Items listed in a dataset:
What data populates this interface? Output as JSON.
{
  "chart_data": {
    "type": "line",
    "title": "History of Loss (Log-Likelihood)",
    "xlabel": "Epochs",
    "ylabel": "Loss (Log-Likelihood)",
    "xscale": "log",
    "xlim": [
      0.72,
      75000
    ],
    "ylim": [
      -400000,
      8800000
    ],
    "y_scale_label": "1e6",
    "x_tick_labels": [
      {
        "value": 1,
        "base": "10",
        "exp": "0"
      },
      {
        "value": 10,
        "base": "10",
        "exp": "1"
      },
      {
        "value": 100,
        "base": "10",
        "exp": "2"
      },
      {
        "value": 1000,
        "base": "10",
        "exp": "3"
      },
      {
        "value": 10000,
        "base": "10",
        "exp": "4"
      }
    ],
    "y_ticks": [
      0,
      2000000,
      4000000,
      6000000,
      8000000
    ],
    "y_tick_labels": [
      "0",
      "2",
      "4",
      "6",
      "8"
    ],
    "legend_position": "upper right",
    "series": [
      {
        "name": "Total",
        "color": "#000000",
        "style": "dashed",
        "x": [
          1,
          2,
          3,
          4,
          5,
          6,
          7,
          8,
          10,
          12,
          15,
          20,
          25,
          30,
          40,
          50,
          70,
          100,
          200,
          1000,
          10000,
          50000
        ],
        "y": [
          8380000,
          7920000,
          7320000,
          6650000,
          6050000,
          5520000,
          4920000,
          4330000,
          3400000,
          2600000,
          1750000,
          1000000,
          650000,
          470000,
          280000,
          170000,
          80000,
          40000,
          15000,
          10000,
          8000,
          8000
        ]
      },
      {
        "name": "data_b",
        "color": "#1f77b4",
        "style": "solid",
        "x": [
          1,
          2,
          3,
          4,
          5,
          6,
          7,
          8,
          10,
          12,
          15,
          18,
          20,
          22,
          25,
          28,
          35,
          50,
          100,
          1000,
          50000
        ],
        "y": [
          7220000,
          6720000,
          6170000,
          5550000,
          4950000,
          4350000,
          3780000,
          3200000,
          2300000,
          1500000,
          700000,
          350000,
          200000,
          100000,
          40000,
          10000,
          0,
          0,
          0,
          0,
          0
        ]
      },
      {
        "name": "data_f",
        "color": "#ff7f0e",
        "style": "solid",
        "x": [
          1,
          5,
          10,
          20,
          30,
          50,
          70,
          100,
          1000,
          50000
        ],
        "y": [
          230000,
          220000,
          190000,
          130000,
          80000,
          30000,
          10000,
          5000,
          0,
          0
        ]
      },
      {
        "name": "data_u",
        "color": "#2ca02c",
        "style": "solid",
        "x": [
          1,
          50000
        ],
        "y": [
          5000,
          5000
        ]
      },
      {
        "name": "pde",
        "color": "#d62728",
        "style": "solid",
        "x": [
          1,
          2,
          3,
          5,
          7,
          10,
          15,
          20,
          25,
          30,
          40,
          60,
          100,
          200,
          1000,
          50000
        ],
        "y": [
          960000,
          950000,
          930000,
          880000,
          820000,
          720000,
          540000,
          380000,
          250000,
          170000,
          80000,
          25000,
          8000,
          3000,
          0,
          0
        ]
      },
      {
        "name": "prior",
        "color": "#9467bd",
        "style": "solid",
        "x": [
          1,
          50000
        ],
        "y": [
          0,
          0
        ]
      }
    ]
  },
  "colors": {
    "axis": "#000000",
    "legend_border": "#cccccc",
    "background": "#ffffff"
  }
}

• [TASK PROMPT]:
Copy all of the data exactly.

• [RESPONSE TO THE EXERCISE]:
What data populates this interface? Output as JSON.
{
  "chart_data": {
    "type": "line",
    "title": "History of Loss (Log-Likelihood)",
    "xlabel": "Epochs",
    "ylabel": "Loss (Log-Likelihood)",
    "xscale": "log",
    "xlim": [
      0.72,
      75000
    ],
    "ylim": [
      -400000,
      8800000
    ],
    "y_scale_label": "1e6",
    "x_tick_labels": [
      {
        "value": 1,
        "base": "10",
        "exp": "0"
      },
      {
        "value": 10,
        "base": "10",
        "exp": "1"
      },
      {
        "value": 100,
        "base": "10",
        "exp": "2"
      },
      {
        "value": 1000,
        "base": "10",
        "exp": "3"
      },
      {
        "value": 10000,
        "base": "10",
        "exp": "4"
      }
    ],
    "y_ticks": [
      0,
      2000000,
      4000000,
      6000000,
      8000000
    ],
    "y_tick_labels": [
      "0",
      "2",
      "4",
      "6",
      "8"
    ],
    "legend_position": "upper right",
    "series": [
      {
        "name": "Total",
        "color": "#000000",
        "style": "dashed",
        "x": [
          1,
          2,
          3,
          4,
          5,
          6,
          7,
          8,
          10,
          12,
          15,
          20,
          25,
          30,
          40,
          50,
          70,
          100,
          200,
          1000,
          10000,
          50000
        ],
        "y": [
          8380000,
          7920000,
          7320000,
          6650000,
          6050000,
          5520000,
          4920000,
          4330000,
          3400000,
          2600000,
          1750000,
          1000000,
          650000,
          470000,
          280000,
          170000,
          80000,
          40000,
          15000,
          10000,
          8000,
          8000
        ]
      },
      {
        "name": "data_b",
        "color": "#1f77b4",
        "style": "solid",
        "x": [
          1,
          2,
          3,
          4,
          5,
          6,
          7,
          8,
          10,
          12,
          15,
          18,
          20,
          22,
          25,
          28,
          35,
          50,
          100,
          1000,
          50000
        ],
        "y": [
          7220000,
          6720000,
          6170000,
          5550000,
          4950000,
          4350000,
          3780000,
          3200000,
          2300000,
          1500000,
          700000,
          350000,
          200000,
          100000,
          40000,
          10000,
          0,
          0,
          0,
          0,
          0
        ]
      },
      {
        "name": "data_f",
        "color": "#ff7f0e",
        "style": "solid",
        "x": [
          1,
          5,
          10,
          20,
          30,
          50,
          70,
          100,
          1000,
          50000
        ],
        "y": [
          230000,
          220000,
          190000,
          130000,
          80000,
          30000,
          10000,
          5000,
          0,
          0
        ]
      },
      {
        "name": "data_u",
        "color": "#2ca02c",
        "style": "solid",
        "x": [
          1,
          50000
        ],
        "y": [
          5000,
          5000
        ]
      },
      {
        "name": "pde",
        "color": "#d62728",
        "style": "solid",
        "x": [
          1,
          2,
          3,
          5,
          7,
          10,
          15,
          20,
          25,
          30,
          40,
          60,
          100,
          200,
          1000,
          50000
        ],
        "y": [
          960000,
          950000,
          930000,
          880000,
          820000,
          720000,
          540000,
          380000,
          250000,
          170000,
          80000,
          25000,
          8000,
          3000,
          0,
          0
        ]
      },
      {
        "name": "prior",
        "color": "#9467bd",
        "style": "solid",
        "x": [
          1,
          50000
        ],
        "y": [
          0,
          0
        ]
      }
    ]
  },
  "colors": {
    "axis": "#000000",
    "legend_border": "#cccccc",
    "background": "#ffffff"
  }
}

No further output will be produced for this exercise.